**Given task 1**.
In the family memoir below, what did the grandmother's second husband teach, and at which school?
**Given task 2**.
Render this sentence from the family memoir below into Spanish: "Grandma told me that while they were building the house and planning the foundation and floors, she had them put up a ladder where the kitchen would be."

++++ Text segment ++++

So with a young child to raise, my grandmother went back to school and got her teaching credentials.  There weren’t many opportunities for women back then, and even fewer for divorced single mothers.  But she managed.  I don’t know when she met her second husband, but they were both working in the Santa Barbara school district.  He was a math teacher at Santa Barbara Junior High, and she was a Home Ec teacher either at one of the junior high schools or maybe Santa Barbara High School.

Anyway, they met and married, so Mother finally had a stepfather, and at some point she started  using his last name, as that was how she was listed in her high school yearbook.  What I do not know is when Grandma met Grandpa Walt, and when they actually married.  From what Mother told me, they lived across the street from the high school while Mother was attending there, but at some point Grandma and Grandpa bought their land and built their home up on Calle Boca del Cañon.  That’s where they lived when Mother finished high school.

Side note:  Grandma and Grandpa’s house on Boca del Cañon was up a slightly winding very steep street, facing downtown and all of Santa Barbara.  Grandma told me that while they were building the house and planning the foundation and floors, she had them put up a ladder where the kitchen would be.  She climbed up the ladder to where she could one day look out the window as she washed dishes and have a full view of the harbor.  From their big plate glass windows in the living room and dining room they had a full panorama of all the city lights and up into the foothills.  I truly loved that house and would live in it even today if I could.

++++ Stored data ++++

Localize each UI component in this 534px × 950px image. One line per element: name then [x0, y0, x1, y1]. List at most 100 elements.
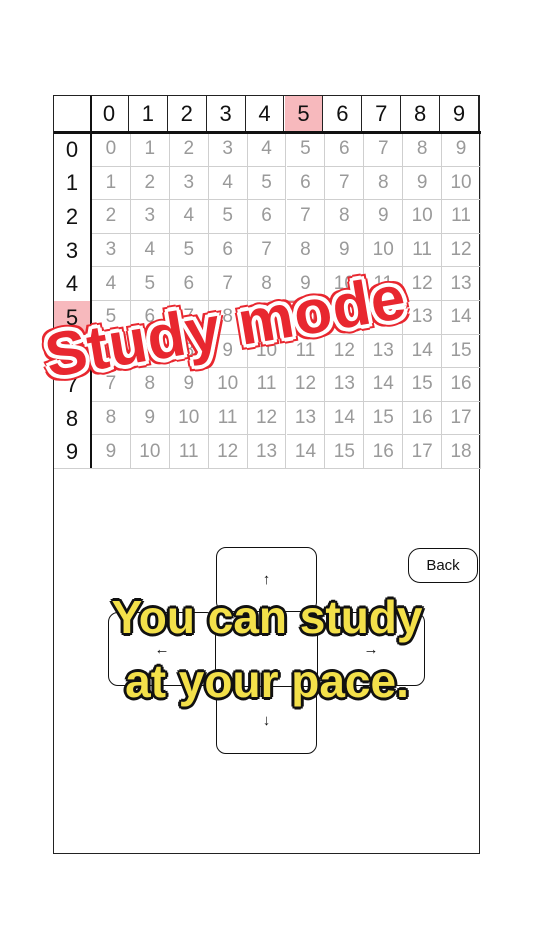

++++

**Full response 1**.
He taught math at Santa Barbara Junior High.

**Full response 2**.
La abuela me contó que, mientras construían la casa y planeaban los cimientos y los pisos, ella les hizo poner una escalera donde iba a estar la cocina.